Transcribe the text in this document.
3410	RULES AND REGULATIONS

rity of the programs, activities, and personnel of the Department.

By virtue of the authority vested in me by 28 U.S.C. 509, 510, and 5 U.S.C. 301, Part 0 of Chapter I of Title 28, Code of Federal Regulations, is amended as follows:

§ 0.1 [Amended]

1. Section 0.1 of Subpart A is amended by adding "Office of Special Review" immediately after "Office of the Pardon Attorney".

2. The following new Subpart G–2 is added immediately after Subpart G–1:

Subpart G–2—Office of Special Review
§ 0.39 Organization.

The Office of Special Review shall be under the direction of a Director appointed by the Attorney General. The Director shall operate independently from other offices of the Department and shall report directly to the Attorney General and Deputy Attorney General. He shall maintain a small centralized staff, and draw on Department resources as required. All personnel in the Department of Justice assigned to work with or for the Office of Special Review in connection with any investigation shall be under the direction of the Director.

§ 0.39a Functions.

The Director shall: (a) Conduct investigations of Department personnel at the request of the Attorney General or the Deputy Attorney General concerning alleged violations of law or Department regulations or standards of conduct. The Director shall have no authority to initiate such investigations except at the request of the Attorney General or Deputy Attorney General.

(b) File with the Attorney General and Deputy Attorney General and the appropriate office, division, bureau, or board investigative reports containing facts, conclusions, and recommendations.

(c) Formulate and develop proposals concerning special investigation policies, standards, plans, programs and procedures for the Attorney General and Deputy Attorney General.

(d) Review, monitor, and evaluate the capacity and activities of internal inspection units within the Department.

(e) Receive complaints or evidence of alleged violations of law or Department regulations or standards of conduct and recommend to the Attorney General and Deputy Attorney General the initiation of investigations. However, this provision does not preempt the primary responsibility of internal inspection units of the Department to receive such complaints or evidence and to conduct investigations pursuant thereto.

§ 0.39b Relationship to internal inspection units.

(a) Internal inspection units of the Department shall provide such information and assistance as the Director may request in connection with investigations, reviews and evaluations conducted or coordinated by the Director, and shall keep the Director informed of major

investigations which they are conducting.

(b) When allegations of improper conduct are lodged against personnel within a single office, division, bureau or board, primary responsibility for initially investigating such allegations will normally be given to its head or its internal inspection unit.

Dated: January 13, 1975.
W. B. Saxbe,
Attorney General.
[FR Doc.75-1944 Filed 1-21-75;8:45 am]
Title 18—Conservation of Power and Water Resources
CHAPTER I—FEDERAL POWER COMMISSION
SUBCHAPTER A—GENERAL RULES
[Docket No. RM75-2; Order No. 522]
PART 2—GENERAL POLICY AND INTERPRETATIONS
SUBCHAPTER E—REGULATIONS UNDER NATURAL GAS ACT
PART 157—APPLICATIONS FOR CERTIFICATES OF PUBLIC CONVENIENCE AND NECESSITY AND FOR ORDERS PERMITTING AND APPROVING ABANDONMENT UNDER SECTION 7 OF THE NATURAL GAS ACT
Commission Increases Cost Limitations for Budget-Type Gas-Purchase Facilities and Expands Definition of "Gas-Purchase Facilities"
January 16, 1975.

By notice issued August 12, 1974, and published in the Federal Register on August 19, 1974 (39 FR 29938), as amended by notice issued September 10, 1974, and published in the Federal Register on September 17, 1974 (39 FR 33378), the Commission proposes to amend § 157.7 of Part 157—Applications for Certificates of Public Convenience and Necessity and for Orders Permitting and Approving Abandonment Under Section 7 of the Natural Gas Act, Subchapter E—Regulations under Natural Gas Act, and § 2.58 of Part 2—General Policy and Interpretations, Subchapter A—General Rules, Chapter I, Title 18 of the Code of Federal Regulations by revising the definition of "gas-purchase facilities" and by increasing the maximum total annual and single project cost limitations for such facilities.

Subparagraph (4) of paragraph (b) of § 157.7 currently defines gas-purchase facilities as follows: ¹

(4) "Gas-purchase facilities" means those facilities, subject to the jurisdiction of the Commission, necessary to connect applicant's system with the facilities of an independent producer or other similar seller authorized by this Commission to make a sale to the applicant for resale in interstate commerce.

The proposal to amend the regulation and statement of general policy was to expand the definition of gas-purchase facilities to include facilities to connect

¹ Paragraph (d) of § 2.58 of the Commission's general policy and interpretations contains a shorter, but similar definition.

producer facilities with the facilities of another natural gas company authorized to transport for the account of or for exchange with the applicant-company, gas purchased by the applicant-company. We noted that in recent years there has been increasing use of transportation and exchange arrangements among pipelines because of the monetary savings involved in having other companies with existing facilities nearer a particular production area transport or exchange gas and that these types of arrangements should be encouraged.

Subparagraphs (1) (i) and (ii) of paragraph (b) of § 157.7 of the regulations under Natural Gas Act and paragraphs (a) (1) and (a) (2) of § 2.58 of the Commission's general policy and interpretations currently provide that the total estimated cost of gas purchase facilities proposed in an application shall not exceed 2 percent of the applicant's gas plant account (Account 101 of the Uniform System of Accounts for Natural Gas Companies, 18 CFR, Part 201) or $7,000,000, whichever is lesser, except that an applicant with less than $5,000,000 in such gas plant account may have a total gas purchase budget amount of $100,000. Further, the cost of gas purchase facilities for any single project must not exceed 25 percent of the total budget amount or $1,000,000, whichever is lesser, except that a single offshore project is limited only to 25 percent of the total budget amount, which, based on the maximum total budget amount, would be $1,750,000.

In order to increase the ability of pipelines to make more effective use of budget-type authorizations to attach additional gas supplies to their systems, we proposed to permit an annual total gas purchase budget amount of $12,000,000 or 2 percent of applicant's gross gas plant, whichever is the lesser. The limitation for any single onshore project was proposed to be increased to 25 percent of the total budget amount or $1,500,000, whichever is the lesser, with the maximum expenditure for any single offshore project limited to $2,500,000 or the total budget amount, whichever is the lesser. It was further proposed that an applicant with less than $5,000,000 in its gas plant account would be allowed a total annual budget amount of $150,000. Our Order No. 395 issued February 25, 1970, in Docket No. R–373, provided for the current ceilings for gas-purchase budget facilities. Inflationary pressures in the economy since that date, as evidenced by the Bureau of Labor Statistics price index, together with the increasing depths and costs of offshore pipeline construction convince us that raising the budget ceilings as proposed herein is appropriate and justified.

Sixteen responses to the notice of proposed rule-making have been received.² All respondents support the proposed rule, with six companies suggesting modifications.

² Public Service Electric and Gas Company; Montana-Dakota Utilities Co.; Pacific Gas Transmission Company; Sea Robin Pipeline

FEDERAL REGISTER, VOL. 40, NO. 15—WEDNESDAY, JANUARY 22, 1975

TASK OBJECTIVE:
Restate the whole listing exactly.

EXERCISE SOLUTION:
Transcribe the text in this document.
3410	RULES AND REGULATIONS

rity of the programs, activities, and personnel of the Department.

By virtue of the authority vested in me by 28 U.S.C. 509, 510, and 5 U.S.C. 301, Part 0 of Chapter I of Title 28, Code of Federal Regulations, is amended as follows:

§ 0.1 [Amended]

1. Section 0.1 of Subpart A is amended by adding "Office of Special Review" immediately after "Office of the Pardon Attorney".

2. The following new Subpart G–2 is added immediately after Subpart G–1:

Subpart G–2—Office of Special Review
§ 0.39 Organization.

The Office of Special Review shall be under the direction of a Director appointed by the Attorney General. The Director shall operate independently from other offices of the Department and shall report directly to the Attorney General and Deputy Attorney General. He shall maintain a small centralized staff, and draw on Department resources as required. All personnel in the Department of Justice assigned to work with or for the Office of Special Review in connection with any investigation shall be under the direction of the Director.

§ 0.39a Functions.

The Director shall: (a) Conduct investigations of Department personnel at the request of the Attorney General or the Deputy Attorney General concerning alleged violations of law or Department regulations or standards of conduct. The Director shall have no authority to initiate such investigations except at the request of the Attorney General or Deputy Attorney General.

(b) File with the Attorney General and Deputy Attorney General and the appropriate office, division, bureau, or board investigative reports containing facts, conclusions, and recommendations.

(c) Formulate and develop proposals concerning special investigation policies, standards, plans, programs and procedures for the Attorney General and Deputy Attorney General.

(d) Review, monitor, and evaluate the capacity and activities of internal inspection units within the Department.

(e) Receive complaints or evidence of alleged violations of law or Department regulations or standards of conduct and recommend to the Attorney General and Deputy Attorney General the initiation of investigations. However, this provision does not preempt the primary responsibility of internal inspection units of the Department to receive such complaints or evidence and to conduct investigations pursuant thereto.

§ 0.39b Relationship to internal inspection units.

(a) Internal inspection units of the Department shall provide such information and assistance as the Director may request in connection with investigations, reviews and evaluations conducted or coordinated by the Director, and shall keep the Director informed of major

investigations which they are conducting.

(b) When allegations of improper conduct are lodged against personnel within a single office, division, bureau or board, primary responsibility for initially investigating such allegations will normally be given to its head or its internal inspection unit.

Dated: January 13, 1975.
W. B. Saxbe,
Attorney General.
[FR Doc.75-1944 Filed 1-21-75;8:45 am]
Title 18—Conservation of Power and Water Resources
CHAPTER I—FEDERAL POWER COMMISSION
SUBCHAPTER A—GENERAL RULES
[Docket No. RM75-2; Order No. 522]
PART 2—GENERAL POLICY AND INTERPRETATIONS
SUBCHAPTER E—REGULATIONS UNDER NATURAL GAS ACT
PART 157—APPLICATIONS FOR CERTIFICATES OF PUBLIC CONVENIENCE AND NECESSITY AND FOR ORDERS PERMITTING AND APPROVING ABANDONMENT UNDER SECTION 7 OF THE NATURAL GAS ACT
Commission Increases Cost Limitations for Budget-Type Gas-Purchase Facilities and Expands Definition of "Gas-Purchase Facilities"
January 16, 1975.

By notice issued August 12, 1974, and published in the Federal Register on August 19, 1974 (39 FR 29938), as amended by notice issued September 10, 1974, and published in the Federal Register on September 17, 1974 (39 FR 33378), the Commission proposes to amend § 157.7 of Part 157—Applications for Certificates of Public Convenience and Necessity and for Orders Permitting and Approving Abandonment Under Section 7 of the Natural Gas Act, Subchapter E—Regulations under Natural Gas Act, and § 2.58 of Part 2—General Policy and Interpretations, Subchapter A—General Rules, Chapter I, Title 18 of the Code of Federal Regulations by revising the definition of "gas-purchase facilities" and by increasing the maximum total annual and single project cost limitations for such facilities.

Subparagraph (4) of paragraph (b) of § 157.7 currently defines gas-purchase facilities as follows: ¹

(4) "Gas-purchase facilities" means those facilities, subject to the jurisdiction of the Commission, necessary to connect applicant's system with the facilities of an independent producer or other similar seller authorized by this Commission to make a sale to the applicant for resale in interstate commerce.

The proposal to amend the regulation and statement of general policy was to expand the definition of gas-purchase facilities to include facilities to connect

¹ Paragraph (d) of § 2.58 of the Commission's general policy and interpretations contains a shorter, but similar definition.

producer facilities with the facilities of another natural gas company authorized to transport for the account of or for exchange with the applicant-company, gas purchased by the applicant-company. We noted that in recent years there has been increasing use of transportation and exchange arrangements among pipelines because of the monetary savings involved in having other companies with existing facilities nearer a particular production area transport or exchange gas and that these types of arrangements should be encouraged.

Subparagraphs (1) (i) and (ii) of paragraph (b) of § 157.7 of the regulations under Natural Gas Act and paragraphs (a) (1) and (a) (2) of § 2.58 of the Commission's general policy and interpretations currently provide that the total estimated cost of gas purchase facilities proposed in an application shall not exceed 2 percent of the applicant's gas plant account (Account 101 of the Uniform System of Accounts for Natural Gas Companies, 18 CFR, Part 201) or $7,000,000, whichever is lesser, except that an applicant with less than $5,000,000 in such gas plant account may have a total gas purchase budget amount of $100,000. Further, the cost of gas purchase facilities for any single project must not exceed 25 percent of the total budget amount or $1,000,000, whichever is lesser, except that a single offshore project is limited only to 25 percent of the total budget amount, which, based on the maximum total budget amount, would be $1,750,000.

In order to increase the ability of pipelines to make more effective use of budget-type authorizations to attach additional gas supplies to their systems, we proposed to permit an annual total gas purchase budget amount of $12,000,000 or 2 percent of applicant's gross gas plant, whichever is the lesser. The limitation for any single onshore project was proposed to be increased to 25 percent of the total budget amount or $1,500,000, whichever is the lesser, with the maximum expenditure for any single offshore project limited to $2,500,000 or the total budget amount, whichever is the lesser. It was further proposed that an applicant with less than $5,000,000 in its gas plant account would be allowed a total annual budget amount of $150,000. Our Order No. 395 issued February 25, 1970, in Docket No. R–373, provided for the current ceilings for gas-purchase budget facilities. Inflationary pressures in the economy since that date, as evidenced by the Bureau of Labor Statistics price index, together with the increasing depths and costs of offshore pipeline construction convince us that raising the budget ceilings as proposed herein is appropriate and justified.

Sixteen responses to the notice of proposed rule-making have been received.² All respondents support the proposed rule, with six companies suggesting modifications.

² Public Service Electric and Gas Company; Montana-Dakota Utilities Co.; Pacific Gas Transmission Company; Sea Robin Pipeline

FEDERAL REGISTER, VOL. 40, NO. 15—WEDNESDAY, JANUARY 22, 1975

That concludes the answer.